(Structured figure records)
# # # #

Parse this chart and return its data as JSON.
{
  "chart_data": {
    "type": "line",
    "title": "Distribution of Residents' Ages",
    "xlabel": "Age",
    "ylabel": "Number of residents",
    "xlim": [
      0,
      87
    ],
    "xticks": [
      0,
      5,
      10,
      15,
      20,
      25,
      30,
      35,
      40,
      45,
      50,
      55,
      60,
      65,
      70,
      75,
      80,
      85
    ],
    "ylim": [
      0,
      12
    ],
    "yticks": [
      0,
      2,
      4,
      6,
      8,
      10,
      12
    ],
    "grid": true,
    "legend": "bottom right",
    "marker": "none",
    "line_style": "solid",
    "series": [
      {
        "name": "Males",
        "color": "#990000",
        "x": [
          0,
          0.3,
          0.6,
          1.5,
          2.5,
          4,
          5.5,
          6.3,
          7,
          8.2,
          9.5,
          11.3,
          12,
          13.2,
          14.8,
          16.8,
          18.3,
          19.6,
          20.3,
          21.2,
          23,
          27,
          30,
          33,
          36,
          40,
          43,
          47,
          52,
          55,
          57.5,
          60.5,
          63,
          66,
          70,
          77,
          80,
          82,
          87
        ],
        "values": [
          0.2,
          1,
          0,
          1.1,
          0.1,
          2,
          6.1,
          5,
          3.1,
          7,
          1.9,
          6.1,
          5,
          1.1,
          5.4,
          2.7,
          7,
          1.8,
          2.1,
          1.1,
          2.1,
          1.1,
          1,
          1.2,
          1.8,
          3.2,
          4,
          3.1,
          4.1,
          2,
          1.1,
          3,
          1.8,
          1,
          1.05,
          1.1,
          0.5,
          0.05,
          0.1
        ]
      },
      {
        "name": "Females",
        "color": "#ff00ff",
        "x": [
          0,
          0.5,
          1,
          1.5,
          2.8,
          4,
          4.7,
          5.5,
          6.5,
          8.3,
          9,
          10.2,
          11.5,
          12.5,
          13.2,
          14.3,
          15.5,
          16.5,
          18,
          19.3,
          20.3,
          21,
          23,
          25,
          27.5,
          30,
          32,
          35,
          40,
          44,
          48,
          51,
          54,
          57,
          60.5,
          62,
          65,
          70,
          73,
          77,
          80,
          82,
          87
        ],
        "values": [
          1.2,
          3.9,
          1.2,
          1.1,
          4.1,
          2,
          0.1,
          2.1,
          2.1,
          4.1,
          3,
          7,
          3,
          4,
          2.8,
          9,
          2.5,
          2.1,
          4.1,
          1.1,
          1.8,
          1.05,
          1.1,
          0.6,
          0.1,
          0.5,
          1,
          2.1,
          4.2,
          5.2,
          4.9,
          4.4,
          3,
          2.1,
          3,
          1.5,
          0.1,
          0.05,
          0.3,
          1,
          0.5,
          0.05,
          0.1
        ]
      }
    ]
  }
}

# # # #

### [Instruction]
Copy out all the entries shown above, character for character.

### [Finished exercise]
Parse this chart and return its data as JSON.
{
  "chart_data": {
    "type": "line",
    "title": "Distribution of Residents' Ages",
    "xlabel": "Age",
    "ylabel": "Number of residents",
    "xlim": [
      0,
      87
    ],
    "xticks": [
      0,
      5,
      10,
      15,
      20,
      25,
      30,
      35,
      40,
      45,
      50,
      55,
      60,
      65,
      70,
      75,
      80,
      85
    ],
    "ylim": [
      0,
      12
    ],
    "yticks": [
      0,
      2,
      4,
      6,
      8,
      10,
      12
    ],
    "grid": true,
    "legend": "bottom right",
    "marker": "none",
    "line_style": "solid",
    "series": [
      {
        "name": "Males",
        "color": "#990000",
        "x": [
          0,
          0.3,
          0.6,
          1.5,
          2.5,
          4,
          5.5,
          6.3,
          7,
          8.2,
          9.5,
          11.3,
          12,
          13.2,
          14.8,
          16.8,
          18.3,
          19.6,
          20.3,
          21.2,
          23,
          27,
          30,
          33,
          36,
          40,
          43,
          47,
          52,
          55,
          57.5,
          60.5,
          63,
          66,
          70,
          77,
          80,
          82,
          87
        ],
        "values": [
          0.2,
          1,
          0,
          1.1,
          0.1,
          2,
          6.1,
          5,
          3.1,
          7,
          1.9,
          6.1,
          5,
          1.1,
          5.4,
          2.7,
          7,
          1.8,
          2.1,
          1.1,
          2.1,
          1.1,
          1,
          1.2,
          1.8,
          3.2,
          4,
          3.1,
          4.1,
          2,
          1.1,
          3,
          1.8,
          1,
          1.05,
          1.1,
          0.5,
          0.05,
          0.1
        ]
      },
      {
        "name": "Females",
        "color": "#ff00ff",
        "x": [
          0,
          0.5,
          1,
          1.5,
          2.8,
          4,
          4.7,
          5.5,
          6.5,
          8.3,
          9,
          10.2,
          11.5,
          12.5,
          13.2,
          14.3,
          15.5,
          16.5,
          18,
          19.3,
          20.3,
          21,
          23,
          25,
          27.5,
          30,
          32,
          35,
          40,
          44,
          48,
          51,
          54,
          57,
          60.5,
          62,
          65,
          70,
          73,
          77,
          80,
          82,
          87
        ],
        "values": [
          1.2,
          3.9,
          1.2,
          1.1,
          4.1,
          2,
          0.1,
          2.1,
          2.1,
          4.1,
          3,
          7,
          3,
          4,
          2.8,
          9,
          2.5,
          2.1,
          4.1,
          1.1,
          1.8,
          1.05,
          1.1,
          0.6,
          0.1,
          0.5,
          1,
          2.1,
          4.2,
          5.2,
          4.9,
          4.4,
          3,
          2.1,
          3,
          1.5,
          0.1,
          0.05,
          0.3,
          1,
          0.5,
          0.05,
          0.1
        ]
      }
    ]
  }
}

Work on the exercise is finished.